### Excerpted data

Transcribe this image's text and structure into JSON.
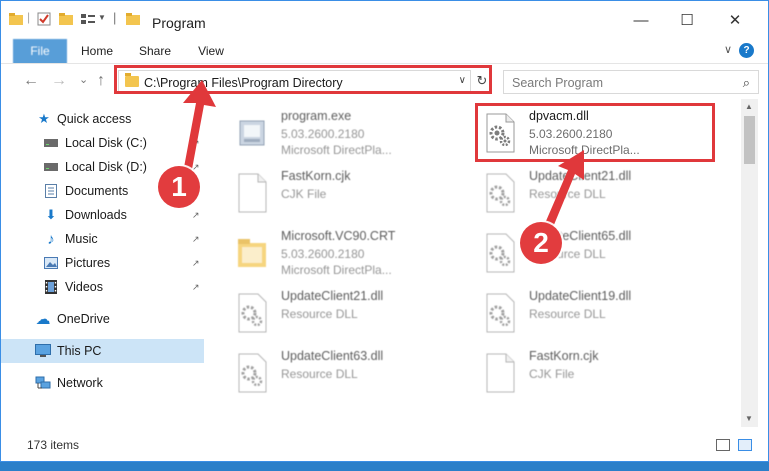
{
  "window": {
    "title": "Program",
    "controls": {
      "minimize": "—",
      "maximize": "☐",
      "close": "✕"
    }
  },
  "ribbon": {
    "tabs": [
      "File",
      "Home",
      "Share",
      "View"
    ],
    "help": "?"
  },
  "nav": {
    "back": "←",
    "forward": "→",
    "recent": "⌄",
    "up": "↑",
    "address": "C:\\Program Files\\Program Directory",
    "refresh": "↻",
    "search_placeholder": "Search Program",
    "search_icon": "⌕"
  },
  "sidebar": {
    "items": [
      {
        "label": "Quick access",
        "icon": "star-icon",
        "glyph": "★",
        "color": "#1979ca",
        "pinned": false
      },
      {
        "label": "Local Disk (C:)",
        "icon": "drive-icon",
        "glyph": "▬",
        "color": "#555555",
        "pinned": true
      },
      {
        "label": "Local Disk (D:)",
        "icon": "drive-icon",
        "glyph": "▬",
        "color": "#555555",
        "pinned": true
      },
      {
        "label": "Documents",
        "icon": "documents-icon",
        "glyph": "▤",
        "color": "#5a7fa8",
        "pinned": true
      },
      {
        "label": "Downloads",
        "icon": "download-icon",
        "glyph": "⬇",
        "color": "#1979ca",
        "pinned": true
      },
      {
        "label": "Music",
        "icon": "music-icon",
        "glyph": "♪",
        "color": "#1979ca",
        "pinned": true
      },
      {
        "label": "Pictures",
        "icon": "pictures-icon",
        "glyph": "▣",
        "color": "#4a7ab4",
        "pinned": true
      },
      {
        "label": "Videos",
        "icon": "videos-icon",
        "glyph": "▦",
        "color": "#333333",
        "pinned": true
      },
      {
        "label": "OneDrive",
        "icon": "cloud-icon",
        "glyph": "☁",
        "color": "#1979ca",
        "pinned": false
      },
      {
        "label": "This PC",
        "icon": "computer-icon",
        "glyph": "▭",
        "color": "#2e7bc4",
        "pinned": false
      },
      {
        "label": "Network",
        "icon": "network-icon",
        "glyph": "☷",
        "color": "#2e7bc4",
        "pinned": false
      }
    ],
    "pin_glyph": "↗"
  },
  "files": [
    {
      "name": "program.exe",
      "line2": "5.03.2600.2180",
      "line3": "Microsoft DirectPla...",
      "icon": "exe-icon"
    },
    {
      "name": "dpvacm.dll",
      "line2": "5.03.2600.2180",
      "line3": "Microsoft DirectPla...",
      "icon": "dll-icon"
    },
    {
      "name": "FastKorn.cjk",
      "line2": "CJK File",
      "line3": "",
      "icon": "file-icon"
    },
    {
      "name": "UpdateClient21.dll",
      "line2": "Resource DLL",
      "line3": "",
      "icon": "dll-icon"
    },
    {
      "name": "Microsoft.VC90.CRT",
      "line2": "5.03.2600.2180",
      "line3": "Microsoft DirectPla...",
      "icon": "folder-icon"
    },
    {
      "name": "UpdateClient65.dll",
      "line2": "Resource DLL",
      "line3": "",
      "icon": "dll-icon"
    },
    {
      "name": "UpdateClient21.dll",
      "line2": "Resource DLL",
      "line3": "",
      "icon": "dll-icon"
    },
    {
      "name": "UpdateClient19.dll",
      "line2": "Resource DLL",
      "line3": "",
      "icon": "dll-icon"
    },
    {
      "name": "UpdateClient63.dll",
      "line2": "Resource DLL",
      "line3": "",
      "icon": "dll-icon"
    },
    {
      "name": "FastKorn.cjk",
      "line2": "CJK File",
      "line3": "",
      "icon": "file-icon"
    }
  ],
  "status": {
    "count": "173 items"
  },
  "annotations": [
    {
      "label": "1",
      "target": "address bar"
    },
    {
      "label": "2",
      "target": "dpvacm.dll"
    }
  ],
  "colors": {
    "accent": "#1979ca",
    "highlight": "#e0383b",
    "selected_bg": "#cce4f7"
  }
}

######
### Excerpted data

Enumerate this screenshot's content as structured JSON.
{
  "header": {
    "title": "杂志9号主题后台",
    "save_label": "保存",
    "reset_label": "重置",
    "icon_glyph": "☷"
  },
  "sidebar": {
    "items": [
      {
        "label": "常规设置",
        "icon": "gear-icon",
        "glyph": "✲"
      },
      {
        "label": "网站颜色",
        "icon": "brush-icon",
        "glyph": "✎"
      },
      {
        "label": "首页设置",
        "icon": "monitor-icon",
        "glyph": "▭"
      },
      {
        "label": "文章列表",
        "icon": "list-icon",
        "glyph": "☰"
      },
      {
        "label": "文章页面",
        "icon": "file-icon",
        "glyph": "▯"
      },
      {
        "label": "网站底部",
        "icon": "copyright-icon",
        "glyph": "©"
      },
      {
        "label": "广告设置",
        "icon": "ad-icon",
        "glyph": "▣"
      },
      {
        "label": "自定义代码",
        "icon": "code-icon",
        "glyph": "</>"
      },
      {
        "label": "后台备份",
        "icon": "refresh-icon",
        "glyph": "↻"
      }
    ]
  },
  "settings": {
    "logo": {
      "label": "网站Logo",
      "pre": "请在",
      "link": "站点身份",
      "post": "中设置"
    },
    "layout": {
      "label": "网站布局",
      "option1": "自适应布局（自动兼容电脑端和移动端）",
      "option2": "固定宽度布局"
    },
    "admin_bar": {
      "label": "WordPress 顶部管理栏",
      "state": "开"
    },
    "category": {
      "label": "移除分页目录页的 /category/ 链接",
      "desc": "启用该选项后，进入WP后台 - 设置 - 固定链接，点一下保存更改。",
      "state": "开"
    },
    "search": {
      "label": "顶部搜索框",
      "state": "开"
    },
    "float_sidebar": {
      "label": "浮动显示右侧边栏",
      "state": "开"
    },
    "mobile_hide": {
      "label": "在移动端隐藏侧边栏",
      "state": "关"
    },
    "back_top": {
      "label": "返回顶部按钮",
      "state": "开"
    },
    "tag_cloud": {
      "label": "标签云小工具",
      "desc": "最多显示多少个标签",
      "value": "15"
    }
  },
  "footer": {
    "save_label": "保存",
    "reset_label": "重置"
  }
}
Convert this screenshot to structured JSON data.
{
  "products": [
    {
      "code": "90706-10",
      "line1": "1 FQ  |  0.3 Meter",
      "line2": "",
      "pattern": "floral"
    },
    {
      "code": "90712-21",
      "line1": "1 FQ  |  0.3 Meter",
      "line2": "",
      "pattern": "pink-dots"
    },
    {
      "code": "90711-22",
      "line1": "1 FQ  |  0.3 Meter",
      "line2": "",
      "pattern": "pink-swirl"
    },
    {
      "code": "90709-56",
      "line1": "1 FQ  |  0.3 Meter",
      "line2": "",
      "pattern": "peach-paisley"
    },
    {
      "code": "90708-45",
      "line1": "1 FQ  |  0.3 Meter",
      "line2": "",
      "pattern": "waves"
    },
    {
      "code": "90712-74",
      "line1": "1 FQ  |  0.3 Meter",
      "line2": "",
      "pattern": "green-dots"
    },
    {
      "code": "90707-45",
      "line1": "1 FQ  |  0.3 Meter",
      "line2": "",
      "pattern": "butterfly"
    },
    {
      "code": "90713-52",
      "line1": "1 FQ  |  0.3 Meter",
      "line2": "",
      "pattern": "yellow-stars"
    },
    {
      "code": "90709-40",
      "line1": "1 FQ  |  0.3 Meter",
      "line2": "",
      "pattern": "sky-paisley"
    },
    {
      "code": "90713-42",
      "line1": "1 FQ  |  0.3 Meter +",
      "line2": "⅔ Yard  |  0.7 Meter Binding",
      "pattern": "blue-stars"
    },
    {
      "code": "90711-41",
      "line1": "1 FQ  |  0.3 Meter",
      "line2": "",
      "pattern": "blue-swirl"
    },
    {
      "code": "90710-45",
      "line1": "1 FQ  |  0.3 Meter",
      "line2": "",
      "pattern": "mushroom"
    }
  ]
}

######
### Excerpted data

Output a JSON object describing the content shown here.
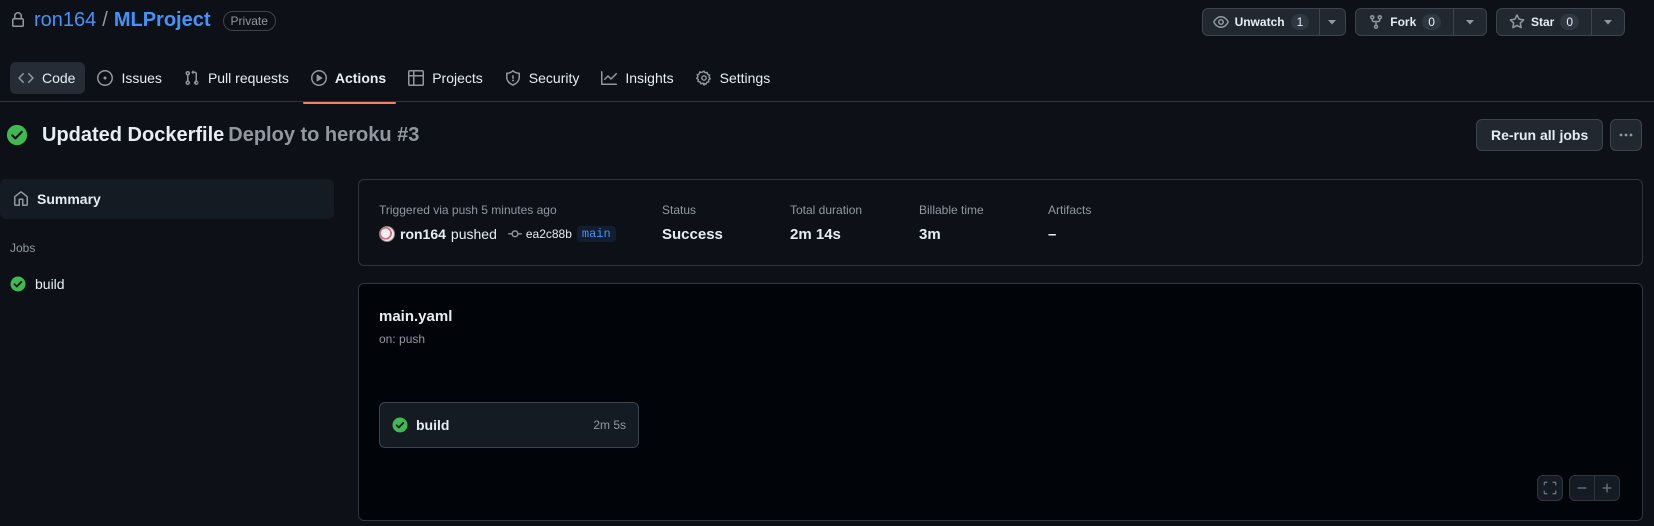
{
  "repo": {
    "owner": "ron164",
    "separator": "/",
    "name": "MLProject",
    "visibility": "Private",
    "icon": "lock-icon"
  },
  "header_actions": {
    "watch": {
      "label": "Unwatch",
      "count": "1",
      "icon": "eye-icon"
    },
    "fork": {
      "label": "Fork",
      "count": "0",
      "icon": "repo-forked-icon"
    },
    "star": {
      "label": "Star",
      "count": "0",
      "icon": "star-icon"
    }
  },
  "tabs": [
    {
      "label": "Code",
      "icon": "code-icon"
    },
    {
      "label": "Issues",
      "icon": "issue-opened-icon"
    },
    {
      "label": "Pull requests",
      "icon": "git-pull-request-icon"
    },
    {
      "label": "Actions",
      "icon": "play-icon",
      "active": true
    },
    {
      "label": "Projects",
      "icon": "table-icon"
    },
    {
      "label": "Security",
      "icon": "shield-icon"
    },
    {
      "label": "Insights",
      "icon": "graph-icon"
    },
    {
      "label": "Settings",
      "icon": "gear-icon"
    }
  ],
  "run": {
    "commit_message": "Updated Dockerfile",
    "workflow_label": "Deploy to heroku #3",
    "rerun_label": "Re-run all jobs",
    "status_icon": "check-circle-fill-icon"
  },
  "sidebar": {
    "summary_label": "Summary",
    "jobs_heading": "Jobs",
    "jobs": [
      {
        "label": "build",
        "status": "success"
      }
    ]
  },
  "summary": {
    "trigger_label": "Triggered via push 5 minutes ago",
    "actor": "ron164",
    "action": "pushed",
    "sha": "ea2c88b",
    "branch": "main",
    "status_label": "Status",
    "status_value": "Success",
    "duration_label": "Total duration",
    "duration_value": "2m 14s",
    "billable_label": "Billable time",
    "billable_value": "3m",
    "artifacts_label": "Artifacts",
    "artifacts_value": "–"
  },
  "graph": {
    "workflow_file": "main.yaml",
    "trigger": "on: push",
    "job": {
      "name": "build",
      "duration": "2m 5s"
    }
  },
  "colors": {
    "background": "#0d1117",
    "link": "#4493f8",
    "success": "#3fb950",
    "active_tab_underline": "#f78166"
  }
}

######

(Your objective) Pull every line containing "category" out of the data above.

(Solved problem)
    "category": {
      "label": "移除分页目录页的 /category/ 链接",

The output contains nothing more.